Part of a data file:
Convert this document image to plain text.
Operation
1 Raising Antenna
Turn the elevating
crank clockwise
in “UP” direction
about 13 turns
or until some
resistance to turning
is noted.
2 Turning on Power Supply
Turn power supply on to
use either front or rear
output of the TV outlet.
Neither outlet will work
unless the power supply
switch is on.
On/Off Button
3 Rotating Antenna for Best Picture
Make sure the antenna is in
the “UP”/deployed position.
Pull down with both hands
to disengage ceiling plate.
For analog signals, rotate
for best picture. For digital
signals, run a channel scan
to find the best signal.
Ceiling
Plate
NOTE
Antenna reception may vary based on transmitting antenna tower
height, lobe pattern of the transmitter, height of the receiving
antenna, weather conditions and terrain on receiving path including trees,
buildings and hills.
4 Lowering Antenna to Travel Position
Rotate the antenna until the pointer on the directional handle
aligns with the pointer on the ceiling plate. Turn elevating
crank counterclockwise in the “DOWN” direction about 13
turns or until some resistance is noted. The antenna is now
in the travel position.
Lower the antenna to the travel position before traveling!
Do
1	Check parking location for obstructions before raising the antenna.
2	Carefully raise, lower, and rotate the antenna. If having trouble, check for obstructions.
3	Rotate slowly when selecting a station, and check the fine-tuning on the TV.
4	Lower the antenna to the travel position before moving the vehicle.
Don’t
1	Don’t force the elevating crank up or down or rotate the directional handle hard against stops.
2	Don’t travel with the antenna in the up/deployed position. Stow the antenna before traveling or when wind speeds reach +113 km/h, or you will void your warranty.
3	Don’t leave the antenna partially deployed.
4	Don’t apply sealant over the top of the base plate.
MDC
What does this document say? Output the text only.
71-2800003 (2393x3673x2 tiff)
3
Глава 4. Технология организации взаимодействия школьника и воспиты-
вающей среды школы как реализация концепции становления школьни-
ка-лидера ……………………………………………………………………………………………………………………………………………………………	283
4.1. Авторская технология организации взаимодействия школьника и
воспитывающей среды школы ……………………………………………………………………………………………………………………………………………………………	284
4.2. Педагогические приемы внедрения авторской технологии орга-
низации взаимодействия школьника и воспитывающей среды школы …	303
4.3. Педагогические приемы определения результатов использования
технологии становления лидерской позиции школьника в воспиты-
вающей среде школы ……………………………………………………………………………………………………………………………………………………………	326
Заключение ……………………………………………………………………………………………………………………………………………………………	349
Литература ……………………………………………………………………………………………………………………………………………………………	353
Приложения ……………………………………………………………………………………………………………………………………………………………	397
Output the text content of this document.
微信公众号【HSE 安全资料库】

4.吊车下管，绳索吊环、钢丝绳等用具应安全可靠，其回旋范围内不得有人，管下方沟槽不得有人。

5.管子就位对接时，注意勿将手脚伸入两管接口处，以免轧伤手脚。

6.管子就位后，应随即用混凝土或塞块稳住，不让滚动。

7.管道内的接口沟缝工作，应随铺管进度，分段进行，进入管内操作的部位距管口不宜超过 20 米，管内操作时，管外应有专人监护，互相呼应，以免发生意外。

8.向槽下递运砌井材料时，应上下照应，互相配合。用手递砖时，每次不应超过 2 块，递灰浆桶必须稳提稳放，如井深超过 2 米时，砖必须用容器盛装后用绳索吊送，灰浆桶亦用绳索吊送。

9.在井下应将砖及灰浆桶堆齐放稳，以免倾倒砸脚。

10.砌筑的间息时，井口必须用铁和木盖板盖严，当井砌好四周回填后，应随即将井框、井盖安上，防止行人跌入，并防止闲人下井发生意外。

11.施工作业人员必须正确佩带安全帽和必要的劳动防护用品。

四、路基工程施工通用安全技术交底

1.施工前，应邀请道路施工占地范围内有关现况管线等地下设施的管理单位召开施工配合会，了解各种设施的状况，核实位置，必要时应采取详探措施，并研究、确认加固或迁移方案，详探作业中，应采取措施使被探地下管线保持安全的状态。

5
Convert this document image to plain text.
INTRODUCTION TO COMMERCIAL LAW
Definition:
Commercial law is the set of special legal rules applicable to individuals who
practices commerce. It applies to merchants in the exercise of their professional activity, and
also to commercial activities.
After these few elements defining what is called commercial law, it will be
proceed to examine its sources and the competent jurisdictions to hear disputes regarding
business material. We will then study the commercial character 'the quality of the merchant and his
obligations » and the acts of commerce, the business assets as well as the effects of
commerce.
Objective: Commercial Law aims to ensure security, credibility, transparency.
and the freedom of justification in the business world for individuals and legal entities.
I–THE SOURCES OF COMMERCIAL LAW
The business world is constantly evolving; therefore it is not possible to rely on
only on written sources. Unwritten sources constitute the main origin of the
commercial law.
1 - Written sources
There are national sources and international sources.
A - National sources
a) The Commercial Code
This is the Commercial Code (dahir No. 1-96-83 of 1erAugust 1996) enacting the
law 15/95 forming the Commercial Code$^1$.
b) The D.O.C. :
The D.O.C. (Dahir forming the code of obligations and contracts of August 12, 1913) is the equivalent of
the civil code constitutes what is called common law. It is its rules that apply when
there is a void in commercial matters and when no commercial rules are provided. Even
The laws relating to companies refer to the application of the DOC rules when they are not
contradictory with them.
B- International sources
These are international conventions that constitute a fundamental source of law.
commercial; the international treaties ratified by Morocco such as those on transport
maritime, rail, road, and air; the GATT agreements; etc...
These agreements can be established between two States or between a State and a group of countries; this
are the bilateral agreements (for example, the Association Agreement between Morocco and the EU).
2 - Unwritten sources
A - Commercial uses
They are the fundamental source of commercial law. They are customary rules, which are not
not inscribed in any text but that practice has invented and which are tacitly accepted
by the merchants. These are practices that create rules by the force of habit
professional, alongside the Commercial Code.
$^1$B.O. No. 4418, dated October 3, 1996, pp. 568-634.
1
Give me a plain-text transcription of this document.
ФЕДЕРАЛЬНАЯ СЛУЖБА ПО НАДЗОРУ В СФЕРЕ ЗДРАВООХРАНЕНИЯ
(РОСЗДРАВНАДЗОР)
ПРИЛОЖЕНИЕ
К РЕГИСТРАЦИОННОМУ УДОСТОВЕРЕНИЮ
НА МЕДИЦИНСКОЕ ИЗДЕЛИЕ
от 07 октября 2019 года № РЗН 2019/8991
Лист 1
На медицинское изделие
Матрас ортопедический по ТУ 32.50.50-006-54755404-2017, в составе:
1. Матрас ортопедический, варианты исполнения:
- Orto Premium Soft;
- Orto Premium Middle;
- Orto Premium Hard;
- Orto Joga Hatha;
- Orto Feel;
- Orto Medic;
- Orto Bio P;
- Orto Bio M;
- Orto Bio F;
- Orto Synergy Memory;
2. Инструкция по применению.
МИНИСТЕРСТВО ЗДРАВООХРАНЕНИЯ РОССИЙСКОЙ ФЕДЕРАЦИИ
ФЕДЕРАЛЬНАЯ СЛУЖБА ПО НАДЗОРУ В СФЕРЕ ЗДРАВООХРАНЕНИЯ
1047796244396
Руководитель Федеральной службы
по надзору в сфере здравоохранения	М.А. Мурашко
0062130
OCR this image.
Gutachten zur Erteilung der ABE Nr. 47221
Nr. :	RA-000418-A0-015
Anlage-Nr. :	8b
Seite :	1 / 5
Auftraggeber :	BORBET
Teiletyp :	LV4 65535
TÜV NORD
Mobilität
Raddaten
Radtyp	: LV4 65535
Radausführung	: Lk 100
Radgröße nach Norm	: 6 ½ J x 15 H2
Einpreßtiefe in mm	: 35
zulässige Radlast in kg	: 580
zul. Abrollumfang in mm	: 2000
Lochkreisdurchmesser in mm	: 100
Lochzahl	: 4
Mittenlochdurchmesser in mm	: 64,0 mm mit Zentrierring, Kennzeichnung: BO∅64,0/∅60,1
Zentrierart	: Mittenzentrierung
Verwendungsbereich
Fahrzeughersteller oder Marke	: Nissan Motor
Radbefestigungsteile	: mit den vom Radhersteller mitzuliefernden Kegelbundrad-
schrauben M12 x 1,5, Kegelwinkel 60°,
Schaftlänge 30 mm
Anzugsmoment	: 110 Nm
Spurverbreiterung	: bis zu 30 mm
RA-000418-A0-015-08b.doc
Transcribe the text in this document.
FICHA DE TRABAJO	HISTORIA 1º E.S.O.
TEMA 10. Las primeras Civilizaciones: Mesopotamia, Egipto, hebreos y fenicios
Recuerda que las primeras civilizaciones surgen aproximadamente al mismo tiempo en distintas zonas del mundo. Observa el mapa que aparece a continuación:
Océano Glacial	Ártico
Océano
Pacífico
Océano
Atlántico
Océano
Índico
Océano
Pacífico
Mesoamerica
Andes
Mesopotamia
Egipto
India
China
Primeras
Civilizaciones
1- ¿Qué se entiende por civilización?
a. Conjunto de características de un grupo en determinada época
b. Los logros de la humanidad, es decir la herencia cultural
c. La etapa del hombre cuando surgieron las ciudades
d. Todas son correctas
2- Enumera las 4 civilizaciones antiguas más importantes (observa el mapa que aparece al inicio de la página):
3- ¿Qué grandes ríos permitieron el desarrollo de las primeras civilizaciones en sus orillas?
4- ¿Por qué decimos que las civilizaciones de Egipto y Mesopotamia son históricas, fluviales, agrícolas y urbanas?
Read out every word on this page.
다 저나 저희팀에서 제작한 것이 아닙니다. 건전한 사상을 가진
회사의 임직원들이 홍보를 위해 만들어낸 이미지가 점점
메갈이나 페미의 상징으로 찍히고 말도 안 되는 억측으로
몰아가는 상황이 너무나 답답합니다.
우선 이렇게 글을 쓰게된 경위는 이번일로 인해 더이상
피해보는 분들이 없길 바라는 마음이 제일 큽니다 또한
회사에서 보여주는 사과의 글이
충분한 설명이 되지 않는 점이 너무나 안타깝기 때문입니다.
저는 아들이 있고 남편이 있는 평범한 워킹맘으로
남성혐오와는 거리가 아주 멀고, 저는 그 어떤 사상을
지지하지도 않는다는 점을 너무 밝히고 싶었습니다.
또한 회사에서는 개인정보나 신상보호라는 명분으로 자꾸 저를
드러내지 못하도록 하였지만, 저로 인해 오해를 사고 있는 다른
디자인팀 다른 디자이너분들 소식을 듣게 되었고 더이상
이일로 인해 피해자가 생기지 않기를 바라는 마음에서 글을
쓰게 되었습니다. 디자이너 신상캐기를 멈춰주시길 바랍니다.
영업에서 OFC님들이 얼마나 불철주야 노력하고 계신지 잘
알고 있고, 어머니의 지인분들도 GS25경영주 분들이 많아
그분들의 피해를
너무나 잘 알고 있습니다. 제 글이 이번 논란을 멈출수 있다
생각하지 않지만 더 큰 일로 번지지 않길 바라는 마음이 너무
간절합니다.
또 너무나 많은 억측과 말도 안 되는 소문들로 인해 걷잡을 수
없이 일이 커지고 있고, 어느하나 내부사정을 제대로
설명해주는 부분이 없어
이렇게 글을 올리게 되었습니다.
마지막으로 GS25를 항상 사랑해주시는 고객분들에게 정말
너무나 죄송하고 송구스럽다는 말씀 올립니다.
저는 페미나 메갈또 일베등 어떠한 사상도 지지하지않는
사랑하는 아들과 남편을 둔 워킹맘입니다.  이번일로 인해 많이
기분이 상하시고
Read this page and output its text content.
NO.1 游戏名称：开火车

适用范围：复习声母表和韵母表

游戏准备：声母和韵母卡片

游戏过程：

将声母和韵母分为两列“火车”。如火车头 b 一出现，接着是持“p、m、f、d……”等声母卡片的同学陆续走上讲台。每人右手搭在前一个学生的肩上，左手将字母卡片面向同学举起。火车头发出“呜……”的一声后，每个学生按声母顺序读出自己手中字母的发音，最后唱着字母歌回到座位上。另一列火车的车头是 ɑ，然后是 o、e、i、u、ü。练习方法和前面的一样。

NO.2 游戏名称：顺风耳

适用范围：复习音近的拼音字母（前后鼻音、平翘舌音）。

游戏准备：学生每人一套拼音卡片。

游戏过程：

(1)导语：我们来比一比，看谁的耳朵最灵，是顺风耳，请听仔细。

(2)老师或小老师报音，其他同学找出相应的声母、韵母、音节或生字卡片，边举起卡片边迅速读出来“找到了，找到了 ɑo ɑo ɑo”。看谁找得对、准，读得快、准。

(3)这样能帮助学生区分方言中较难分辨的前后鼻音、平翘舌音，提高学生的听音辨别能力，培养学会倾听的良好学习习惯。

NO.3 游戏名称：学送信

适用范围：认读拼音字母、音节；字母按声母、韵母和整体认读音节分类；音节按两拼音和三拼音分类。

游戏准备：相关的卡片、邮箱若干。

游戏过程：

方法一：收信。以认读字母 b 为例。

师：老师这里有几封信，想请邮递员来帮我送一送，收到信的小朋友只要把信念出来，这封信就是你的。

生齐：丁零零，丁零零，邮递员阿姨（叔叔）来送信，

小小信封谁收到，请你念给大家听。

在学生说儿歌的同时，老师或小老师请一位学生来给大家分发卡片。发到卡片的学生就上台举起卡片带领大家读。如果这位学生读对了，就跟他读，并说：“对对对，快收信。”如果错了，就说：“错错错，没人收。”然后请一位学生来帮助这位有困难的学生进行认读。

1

◆ WHAT YOU WILL DO
Show the lines of the records that include the string "ортопедический".

◆ TASK SOLUTION
Матрас ортопедический по ТУ 32.50.50-006-54755404-2017, в составе:
1. Матрас ортопедический, варианты исполнения:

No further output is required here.